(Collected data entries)
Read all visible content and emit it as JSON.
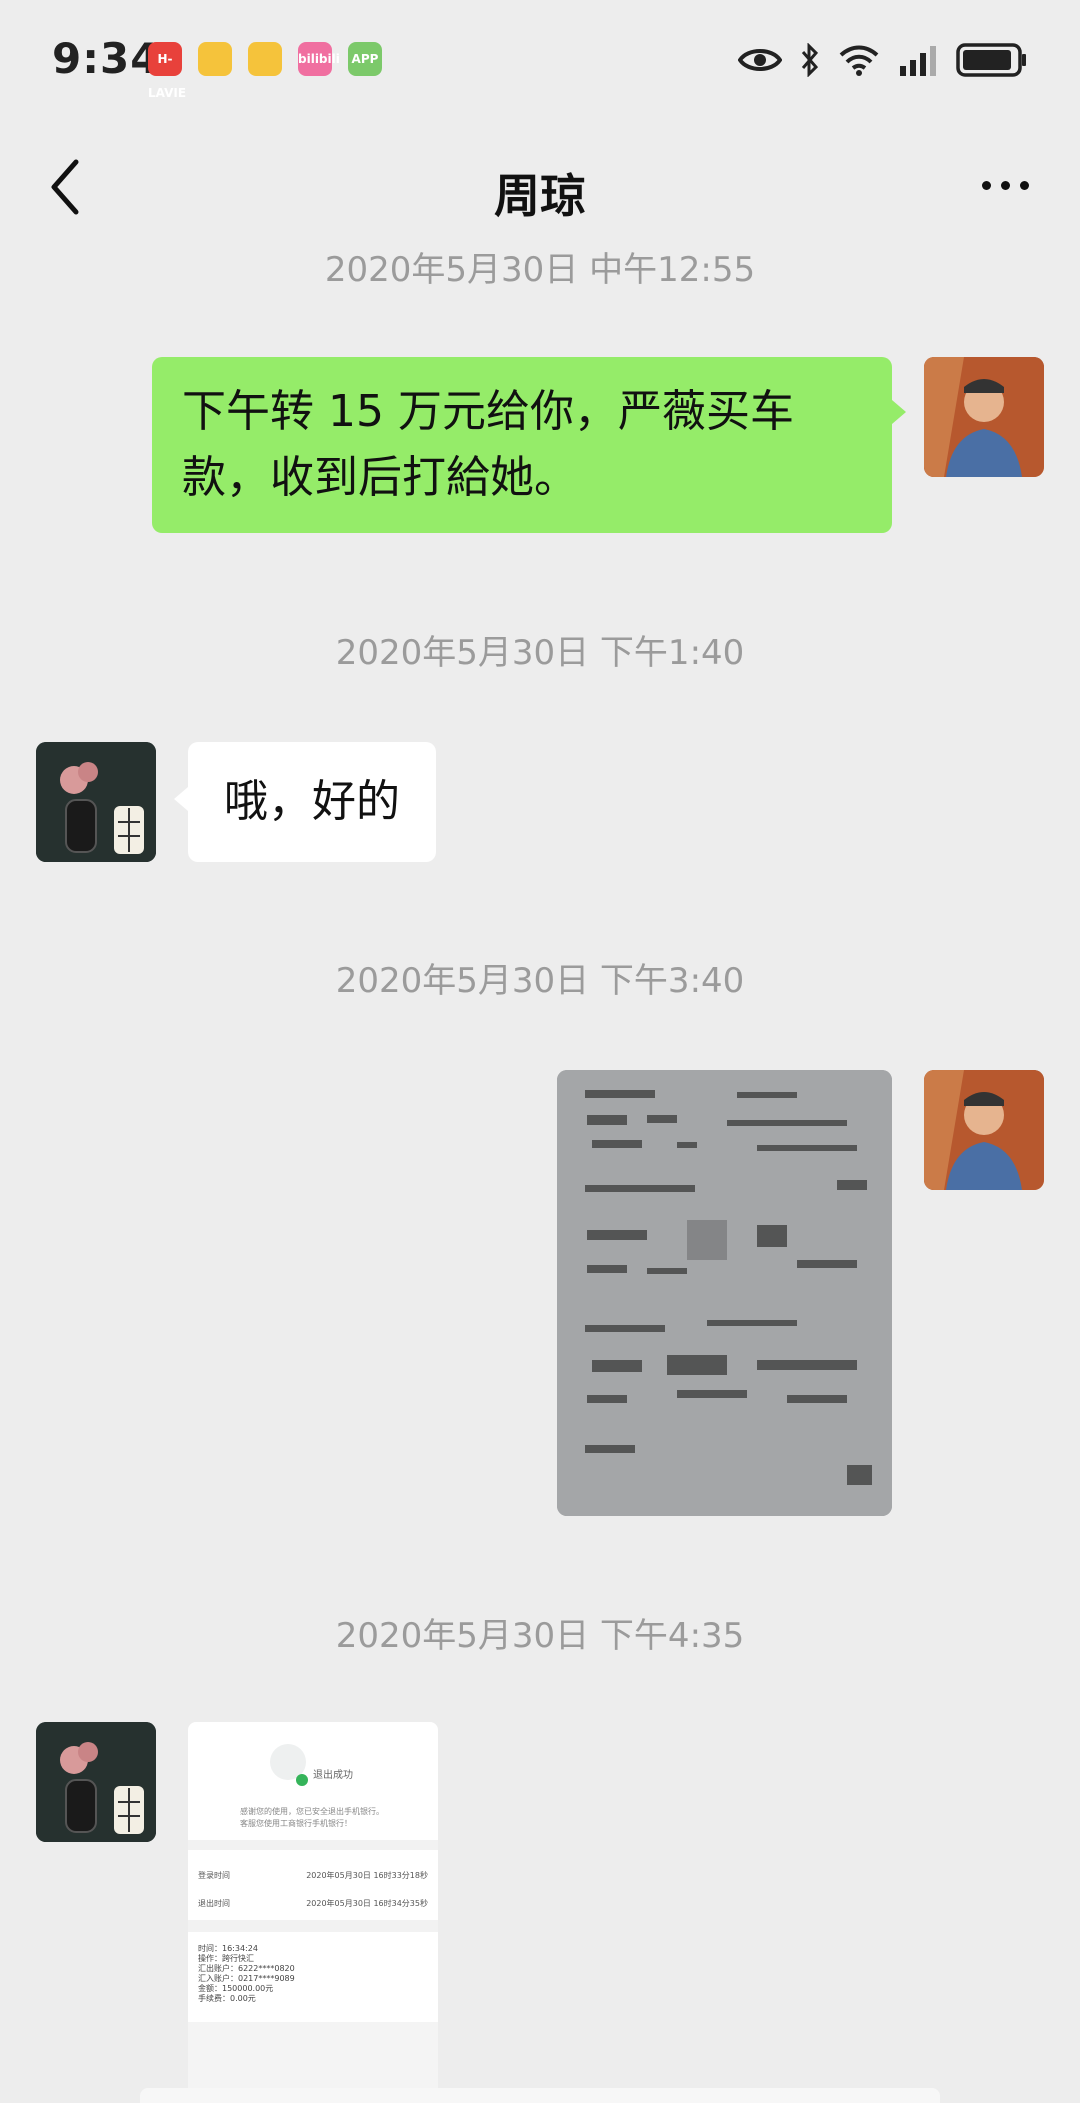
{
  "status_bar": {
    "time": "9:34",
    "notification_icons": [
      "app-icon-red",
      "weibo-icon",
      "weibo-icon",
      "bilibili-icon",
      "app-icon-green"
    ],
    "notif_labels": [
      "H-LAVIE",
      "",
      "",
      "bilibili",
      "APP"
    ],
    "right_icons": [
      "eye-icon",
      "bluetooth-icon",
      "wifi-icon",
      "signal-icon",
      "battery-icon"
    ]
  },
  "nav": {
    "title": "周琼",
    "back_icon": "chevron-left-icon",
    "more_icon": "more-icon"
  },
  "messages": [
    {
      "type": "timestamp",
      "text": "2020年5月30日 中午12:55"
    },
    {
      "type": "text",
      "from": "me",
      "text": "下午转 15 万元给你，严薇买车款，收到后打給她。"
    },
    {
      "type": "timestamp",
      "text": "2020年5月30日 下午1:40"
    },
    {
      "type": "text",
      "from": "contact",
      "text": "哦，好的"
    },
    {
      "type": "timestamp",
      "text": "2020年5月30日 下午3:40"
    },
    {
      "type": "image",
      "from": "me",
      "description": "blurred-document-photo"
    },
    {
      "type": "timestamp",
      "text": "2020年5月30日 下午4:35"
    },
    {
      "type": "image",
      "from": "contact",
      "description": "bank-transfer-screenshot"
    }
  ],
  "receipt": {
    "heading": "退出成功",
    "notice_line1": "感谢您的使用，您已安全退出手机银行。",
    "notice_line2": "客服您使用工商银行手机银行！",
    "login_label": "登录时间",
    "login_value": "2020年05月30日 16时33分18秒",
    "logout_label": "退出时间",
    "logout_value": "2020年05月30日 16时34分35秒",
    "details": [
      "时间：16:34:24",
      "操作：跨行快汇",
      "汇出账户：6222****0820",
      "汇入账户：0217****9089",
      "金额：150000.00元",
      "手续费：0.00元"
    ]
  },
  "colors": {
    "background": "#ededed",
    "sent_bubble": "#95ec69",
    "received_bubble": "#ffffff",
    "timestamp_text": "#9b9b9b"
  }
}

**What to produce**
Count how many lines contain "description" and give only that count.

**Solution to this task**
2